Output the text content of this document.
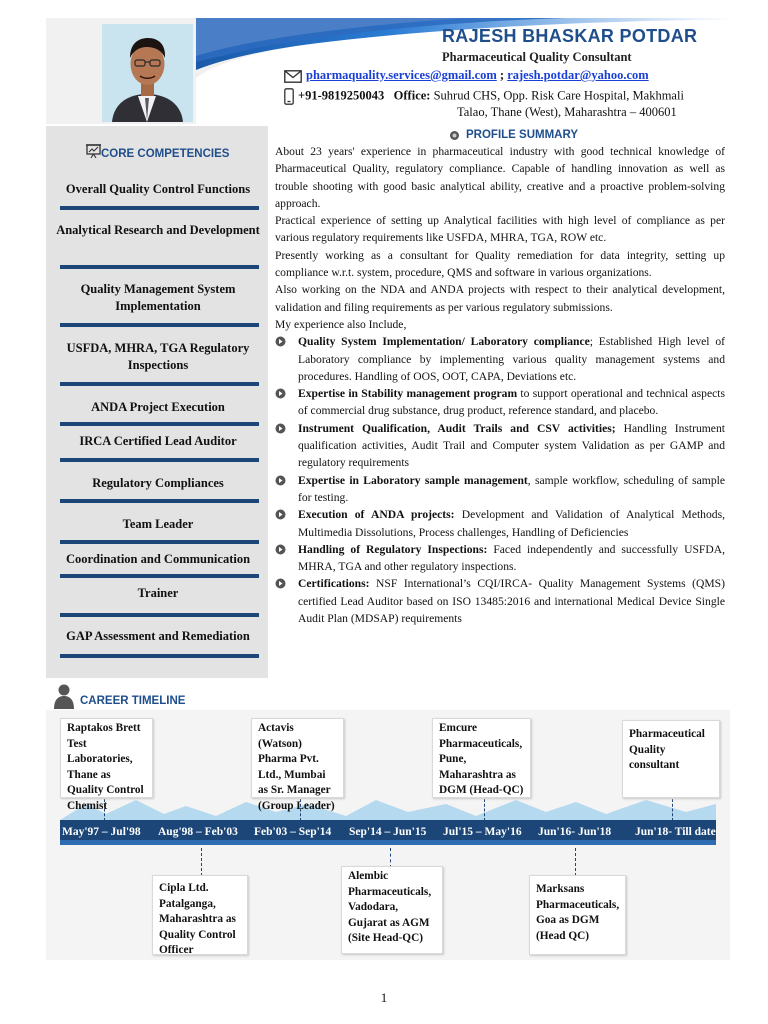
RAJESH BHASKAR POTDAR
Pharmaceutical Quality Consultant
pharmaquality.services@gmail.com ; rajesh.potdar@yahoo.com
+91-9819250043 Office: Suhrud CHS, Opp. Risk Care Hospital, Makhmali
Talao, Thane (West), Maharashtra – 400601
CORE COMPETENCIES
Overall Quality Control Functions
Analytical Research and Development
Quality Management System Implementation
USFDA, MHRA, TGA Regulatory Inspections
ANDA Project Execution
IRCA Certified Lead Auditor
Regulatory Compliances
Team Leader
Coordination and Communication
Trainer
GAP Assessment and Remediation
PROFILE SUMMARY

About 23 years' experience in pharmaceutical industry with good technical knowledge of Pharmaceutical Quality, regulatory compliance. Capable of handling innovation as well as trouble shooting with good basic analytical ability, creative and a proactive problem-solving approach.

Practical experience of setting up Analytical facilities with high level of compliance as per various regulatory requirements like USFDA, MHRA, TGA, ROW etc.

Presently working as a consultant for Quality remediation for data integrity, setting up compliance w.r.t. system, procedure, QMS and software in various organizations.

Also working on the NDA and ANDA projects with respect to their analytical development, validation and filing requirements as per various regulatory submissions.

My experience also Include,

Quality System Implementation/ Laboratory compliance; Established High level of Laboratory compliance by implementing various quality management systems and procedures. Handling of OOS, OOT, CAPA, Deviations etc.
Expertise in Stability management program to support operational and technical aspects of commercial drug substance, drug product, reference standard, and placebo.
Instrument Qualification, Audit Trails and CSV activities; Handling Instrument qualification activities, Audit Trail and Computer system Validation as per GAMP and regulatory requirements
Expertise in Laboratory sample management, sample workflow, scheduling of sample for testing.
Execution of ANDA projects: Development and Validation of Analytical Methods, Multimedia Dissolutions, Process challenges, Handling of Deficiencies
Handling of Regulatory Inspections: Faced independently and successfully USFDA, MHRA, TGA and other regulatory inspections.
Certifications: NSF International’s CQI/IRCA- Quality Management Systems (QMS) certified Lead Auditor based on ISO 13485:2016 and international Medical Device Single Audit Plan (MDSAP) requirements
CAREER TIMELINE
May'97 – Jul'98 Aug'98 – Feb'03 Feb'03 – Sep'14 Sep'14 – Jun'15 Jul'15 – May'16 Jun'16- Jun'18 Jun'18- Till date
Raptakos Brett Test Laboratories, Thane as Quality Control Chemist
Actavis (Watson) Pharma Pvt. Ltd., Mumbai as Sr. Manager (Group Leader)
Emcure Pharmaceuticals, Pune, Maharashtra as DGM (Head-QC)
Pharmaceutical Quality consultant
Cipla Ltd. Patalganga, Maharashtra as Quality Control Officer
Alembic Pharmaceuticals, Vadodara, Gujarat as AGM (Site Head-QC)
Marksans Pharmaceuticals, Goa as DGM (Head QC)
1
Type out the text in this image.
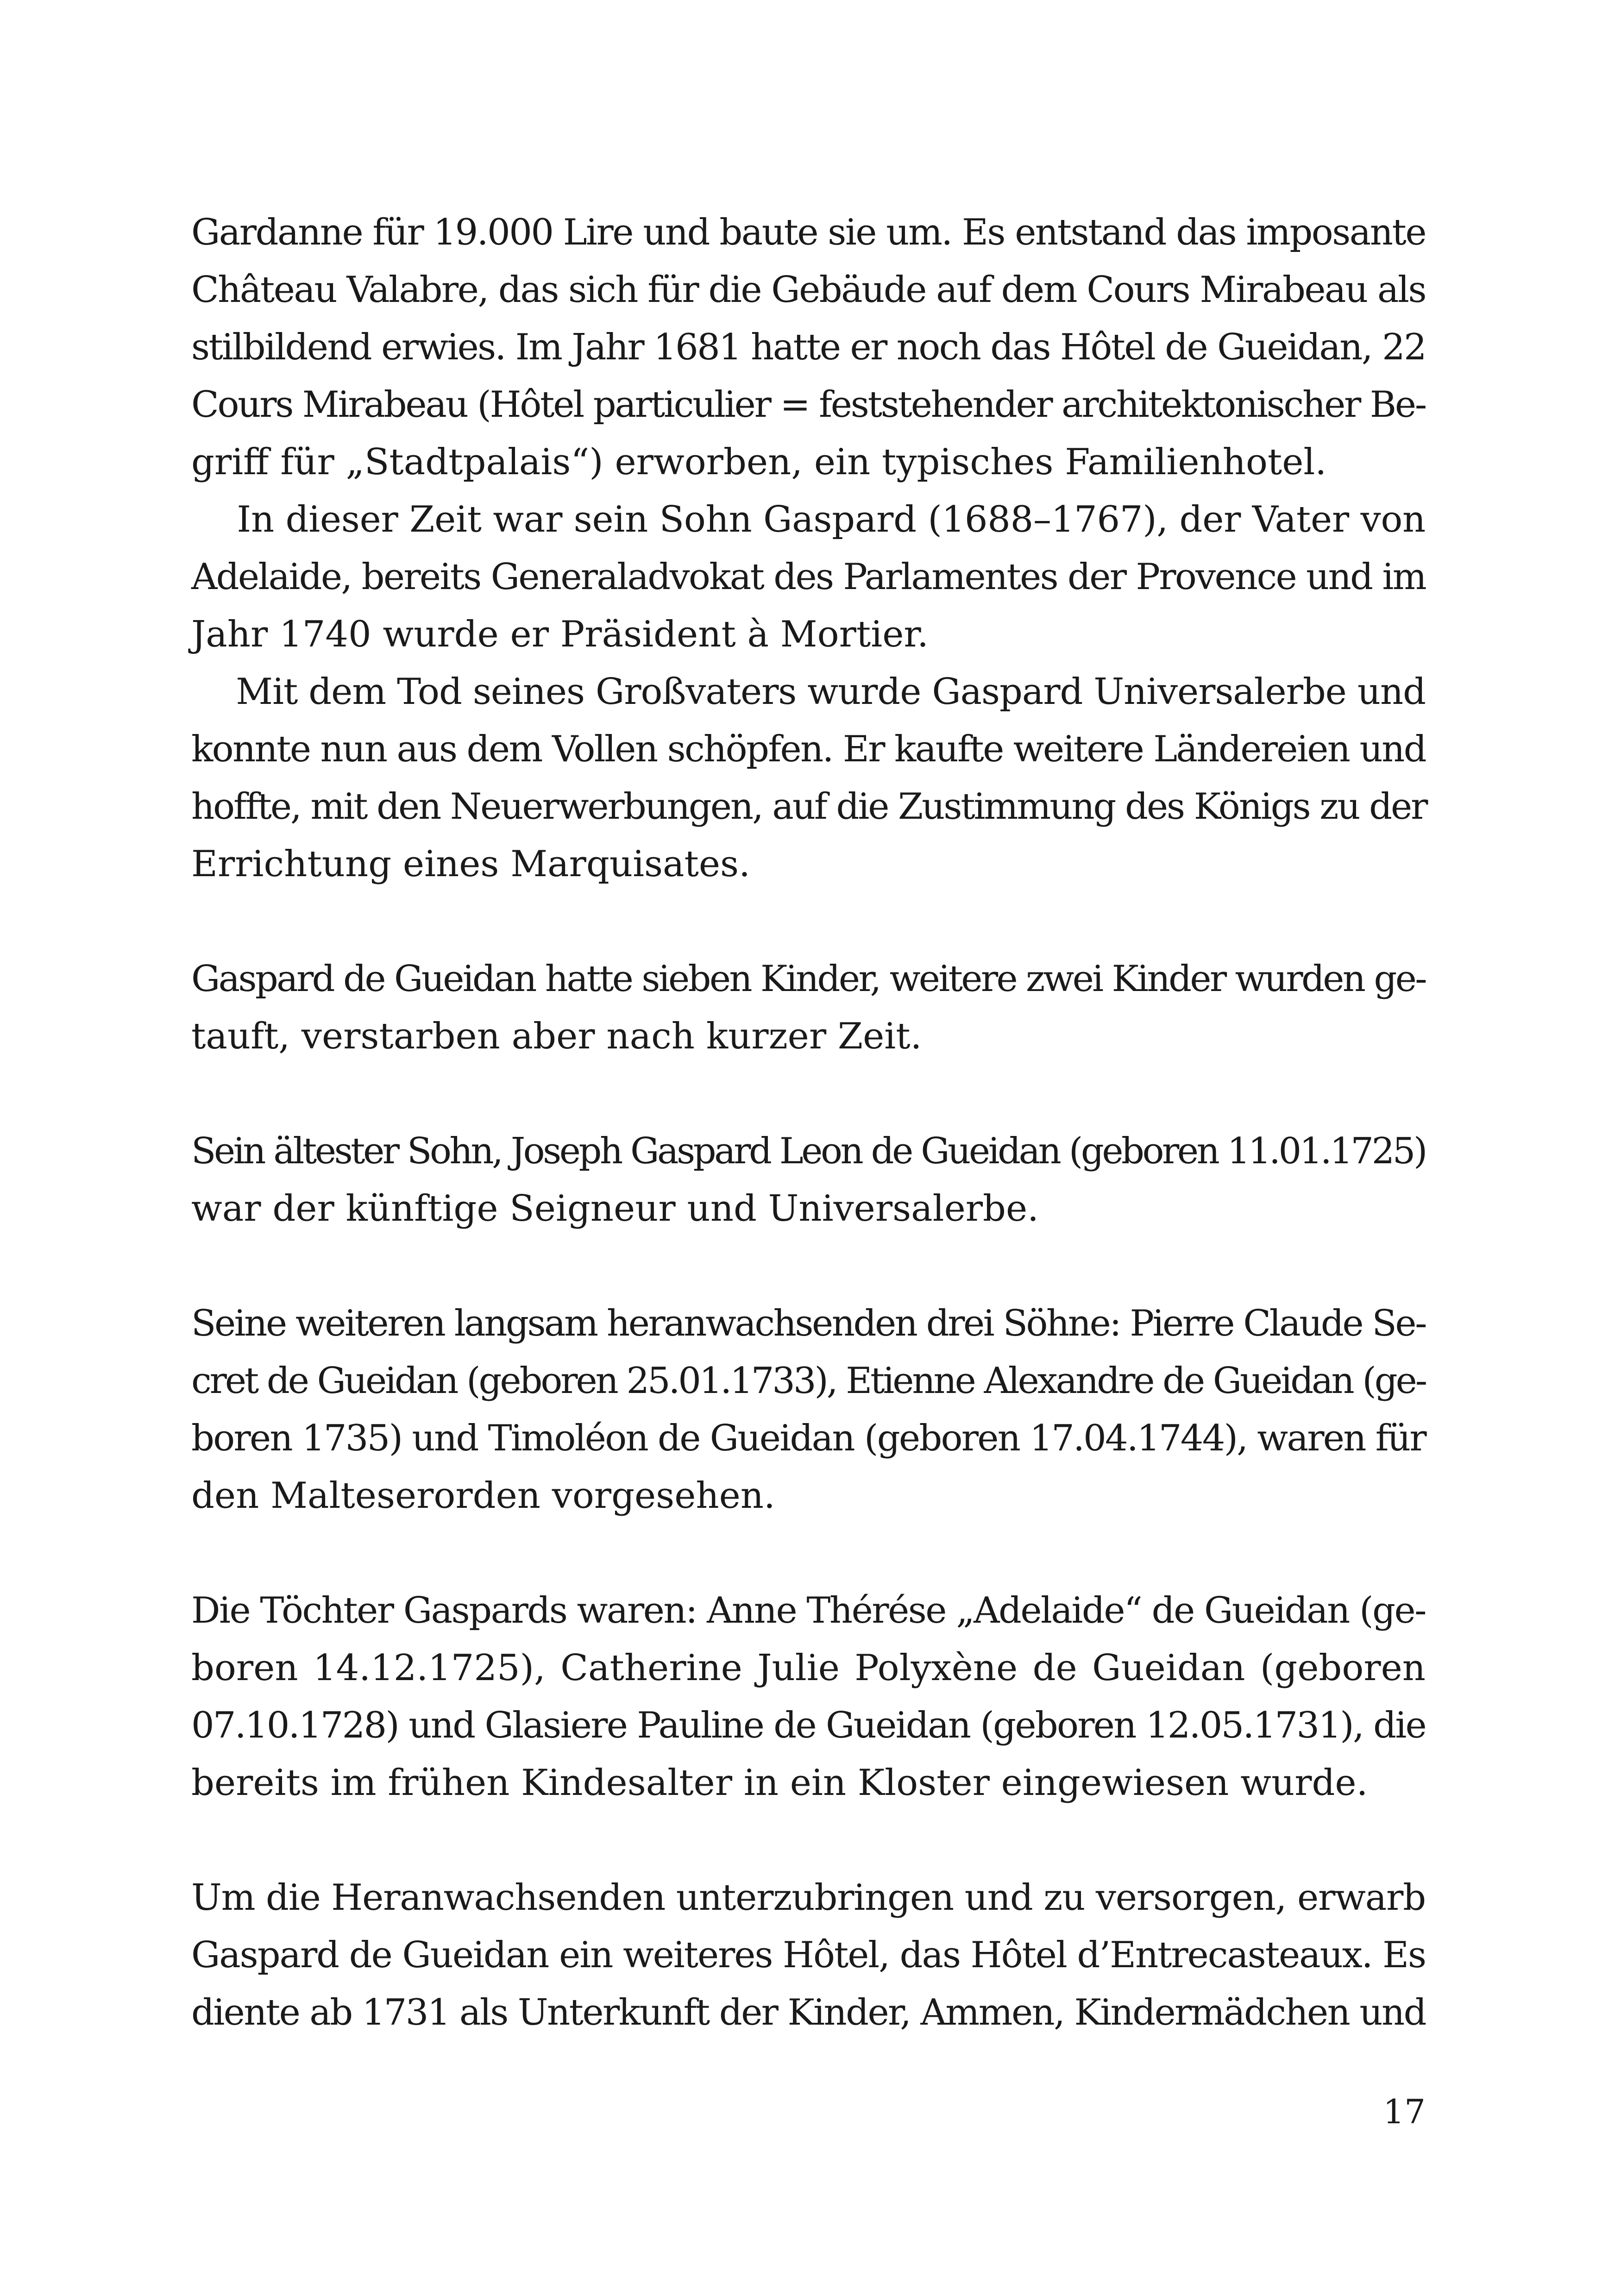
Gardanne für 19.000 Lire und baute sie um. Es entstand das imposante
Château Valabre, das sich für die Gebäude auf dem Cours Mirabeau als
stilbildend erwies. Im Jahr 1681 hatte er noch das Hôtel de Gueidan, 22
Cours Mirabeau (Hôtel particulier = feststehender architektonischer Be-
griff für „Stadtpalais“) erworben, ein typisches Familienhotel.
In dieser Zeit war sein Sohn Gaspard (1688–1767), der Vater von
Adelaide, bereits Generaladvokat des Parlamentes der Provence und im
Jahr 1740 wurde er Präsident à Mortier.
Mit dem Tod seines Großvaters wurde Gaspard Universalerbe und
konnte nun aus dem Vollen schöpfen. Er kaufte weitere Ländereien und
hoffte, mit den Neuerwerbungen, auf die Zustimmung des Königs zu der
Errichtung eines Marquisates.
Gaspard de Gueidan hatte sieben Kinder, weitere zwei Kinder wurden ge-
tauft, verstarben aber nach kurzer Zeit.
Sein ältester Sohn, Joseph Gaspard Leon de Gueidan (geboren 11.01.1725)
war der künftige Seigneur und Universalerbe.
Seine weiteren langsam heranwachsenden drei Söhne: Pierre Claude Se-
cret de Gueidan (geboren 25.01.1733), Etienne Alexandre de Gueidan (ge-
boren 1735) und Timoléon de Gueidan (geboren 17.04.1744), waren für
den Malteserorden vorgesehen.
Die Töchter Gaspards waren: Anne Thérése „Adelaide“ de Gueidan (ge-
boren 14.12.1725), Catherine Julie Polyxène de Gueidan (geboren
07.10.1728) und Glasiere Pauline de Gueidan (geboren 12.05.1731), die
bereits im frühen Kindesalter in ein Kloster eingewiesen wurde.
Um die Heranwachsenden unterzubringen und zu versorgen, erwarb
Gaspard de Gueidan ein weiteres Hôtel, das Hôtel d’Entrecasteaux. Es
diente ab 1731 als Unterkunft der Kinder, Ammen, Kindermädchen und
17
____________
Count each line of the entries that holds the word "Implementation", then state the total and nothing more.

2